• **Source text**:
^^^^

In situ measurement of interfacial tension of Fe-S and Fe-P liquids under high pressure using X-ray radiography and tomography techniques

H. Terasaki, S. Urakawa, K. Funakoshi, N. Nishiyama, Y. Wang, K. Nishida, T. Sakamaki, A. Suzuki, E. Ohtani

Research output: Contribution to journalArticlepeer-review

18 Citations (Scopus)

Abstract

Interfacial tension is one of the most important properties of the liquid iron alloy that controls the core formation process in the early history of the Earth and planets. In this study, we made high-pressure X-ray radiography and micro-tomography measurements to determine the interfacial tension between liquid iron alloys and silicate melt using the sessile drop method. The measured interfacial tension of liquid Fe-S decreased significantly (802-112 mN/m) with increasing sulphur content (0-40 at%) at 1.5 GPa. In contrast, the phosphorus content of Fe had an almost negligible effect on the interfacial tension of liquid iron. These tendencies in the effects of light elements are consistent with those measured at ambient pressure. Our results suggest that the effect of sulphur content on the interfacial tension of liquid Fe-S (690 mN/m reduction with the addition of 40 at% S) is large compared with the effect of temperature (∼273 mN/m reduction with an increase of 200 K). The three-dimensional structure of liquid Fe-S was obtained at ∼2 GPa and 1373-1873 K with a high-pressure tomography technique. The Fe-S droplet was quite homogeneous when evaluated in a slice of the three-dimensional image.

^^^^

• **Required tasks**:
A: From the abstract on interfacial tension of liquid iron alloys, reproduce word for word the passage that begins with the words containing "In situ measurement" and ends with "18 Citations (Scopus)".
B: Answer these questions using the abstract on interfacial tension of liquid iron alloys:
(i) At what pressure did the interfacial tension of liquid Fe-S fall from 802 to 112 mN/m?
(ii) What method was used to determine the interfacial tension between the liquid iron alloys and the silicate melt?
(iii) Over what temperature range was the three-dimensional structure of liquid Fe-S obtained?

[Data listing]
^^^^

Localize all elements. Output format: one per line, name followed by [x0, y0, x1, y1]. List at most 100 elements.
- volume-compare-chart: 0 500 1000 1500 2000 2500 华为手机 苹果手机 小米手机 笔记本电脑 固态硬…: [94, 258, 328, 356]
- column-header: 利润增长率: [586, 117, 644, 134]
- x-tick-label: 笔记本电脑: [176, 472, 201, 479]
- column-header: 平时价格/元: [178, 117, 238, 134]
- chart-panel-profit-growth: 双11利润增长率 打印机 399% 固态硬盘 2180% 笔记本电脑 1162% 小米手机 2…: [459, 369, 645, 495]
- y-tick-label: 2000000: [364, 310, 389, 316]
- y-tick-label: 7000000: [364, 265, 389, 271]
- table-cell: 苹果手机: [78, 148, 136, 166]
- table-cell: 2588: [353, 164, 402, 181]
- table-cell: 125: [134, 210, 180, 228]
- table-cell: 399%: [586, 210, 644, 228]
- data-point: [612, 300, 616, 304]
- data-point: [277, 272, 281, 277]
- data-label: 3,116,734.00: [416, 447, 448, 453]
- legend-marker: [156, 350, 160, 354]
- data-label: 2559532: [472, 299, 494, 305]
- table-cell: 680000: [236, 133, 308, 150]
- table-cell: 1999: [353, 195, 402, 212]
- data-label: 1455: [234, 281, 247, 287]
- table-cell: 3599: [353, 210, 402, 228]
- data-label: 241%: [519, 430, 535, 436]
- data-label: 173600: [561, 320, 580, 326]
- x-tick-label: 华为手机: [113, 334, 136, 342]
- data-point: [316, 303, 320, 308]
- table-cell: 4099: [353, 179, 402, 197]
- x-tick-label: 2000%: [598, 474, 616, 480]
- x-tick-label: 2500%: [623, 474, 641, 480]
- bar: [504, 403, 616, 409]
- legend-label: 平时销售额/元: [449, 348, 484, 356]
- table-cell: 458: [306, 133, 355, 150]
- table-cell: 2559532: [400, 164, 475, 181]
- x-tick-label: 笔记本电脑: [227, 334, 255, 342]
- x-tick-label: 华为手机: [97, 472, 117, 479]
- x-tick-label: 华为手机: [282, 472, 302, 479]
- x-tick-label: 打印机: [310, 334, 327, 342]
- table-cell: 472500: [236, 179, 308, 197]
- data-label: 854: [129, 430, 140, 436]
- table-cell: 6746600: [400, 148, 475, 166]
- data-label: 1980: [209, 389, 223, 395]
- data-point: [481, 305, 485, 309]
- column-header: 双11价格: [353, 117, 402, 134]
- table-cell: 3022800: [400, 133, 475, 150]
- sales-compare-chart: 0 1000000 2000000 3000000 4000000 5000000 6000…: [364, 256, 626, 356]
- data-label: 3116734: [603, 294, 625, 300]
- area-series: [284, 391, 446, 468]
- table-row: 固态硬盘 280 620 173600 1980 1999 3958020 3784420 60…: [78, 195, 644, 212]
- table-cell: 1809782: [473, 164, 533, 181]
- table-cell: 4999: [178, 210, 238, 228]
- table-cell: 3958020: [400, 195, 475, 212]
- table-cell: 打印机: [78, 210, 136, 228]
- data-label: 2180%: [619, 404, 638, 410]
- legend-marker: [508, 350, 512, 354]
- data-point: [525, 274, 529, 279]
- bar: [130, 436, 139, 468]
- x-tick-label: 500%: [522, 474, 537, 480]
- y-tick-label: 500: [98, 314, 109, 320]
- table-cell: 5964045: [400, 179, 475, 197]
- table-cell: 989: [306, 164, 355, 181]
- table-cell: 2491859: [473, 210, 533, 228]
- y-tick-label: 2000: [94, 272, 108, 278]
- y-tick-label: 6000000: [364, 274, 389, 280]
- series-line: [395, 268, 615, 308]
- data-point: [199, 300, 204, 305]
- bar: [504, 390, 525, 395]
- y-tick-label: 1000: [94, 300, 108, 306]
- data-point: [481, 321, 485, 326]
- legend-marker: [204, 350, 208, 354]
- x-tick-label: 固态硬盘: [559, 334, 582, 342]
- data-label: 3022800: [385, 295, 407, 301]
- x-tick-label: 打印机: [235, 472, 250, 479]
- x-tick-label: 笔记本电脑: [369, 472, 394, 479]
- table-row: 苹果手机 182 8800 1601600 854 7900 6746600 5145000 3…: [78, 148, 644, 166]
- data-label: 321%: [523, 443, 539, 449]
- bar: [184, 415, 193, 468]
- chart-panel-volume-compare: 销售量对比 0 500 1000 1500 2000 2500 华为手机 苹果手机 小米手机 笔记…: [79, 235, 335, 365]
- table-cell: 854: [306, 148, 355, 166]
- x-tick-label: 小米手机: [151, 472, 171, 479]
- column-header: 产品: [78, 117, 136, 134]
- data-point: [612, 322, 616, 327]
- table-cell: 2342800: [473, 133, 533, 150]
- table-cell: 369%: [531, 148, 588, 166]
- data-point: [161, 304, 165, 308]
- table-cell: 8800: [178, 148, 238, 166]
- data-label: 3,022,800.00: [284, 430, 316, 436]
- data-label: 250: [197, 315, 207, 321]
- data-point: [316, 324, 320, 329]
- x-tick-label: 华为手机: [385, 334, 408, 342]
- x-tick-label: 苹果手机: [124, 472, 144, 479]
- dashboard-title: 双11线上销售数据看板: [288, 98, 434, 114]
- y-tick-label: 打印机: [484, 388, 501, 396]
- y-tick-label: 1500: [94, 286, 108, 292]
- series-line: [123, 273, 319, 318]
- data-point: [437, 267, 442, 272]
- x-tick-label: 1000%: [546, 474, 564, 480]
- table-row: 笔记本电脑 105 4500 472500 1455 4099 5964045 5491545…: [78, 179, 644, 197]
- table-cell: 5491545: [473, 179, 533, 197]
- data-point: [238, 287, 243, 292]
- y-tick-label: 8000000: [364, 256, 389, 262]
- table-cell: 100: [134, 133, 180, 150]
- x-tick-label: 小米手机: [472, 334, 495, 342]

^^^^

• **Task results**:
A:
In situ measurement of interfacial tension of Fe-S and Fe-P liquids under high pressure using X-ray radiography and tomography techniques

H. Terasaki, S. Urakawa, K. Funakoshi, N. Nishiyama, Y. Wang, K. Nishida, T. Sakamaki, A. Suzuki, E. Ohtani

Research output: Contribution to journalArticlepeer-review

18 Citations (Scopus)

B:
(i) 1.5 GPa
(ii) The sessile drop method
(iii) 1373-1873 K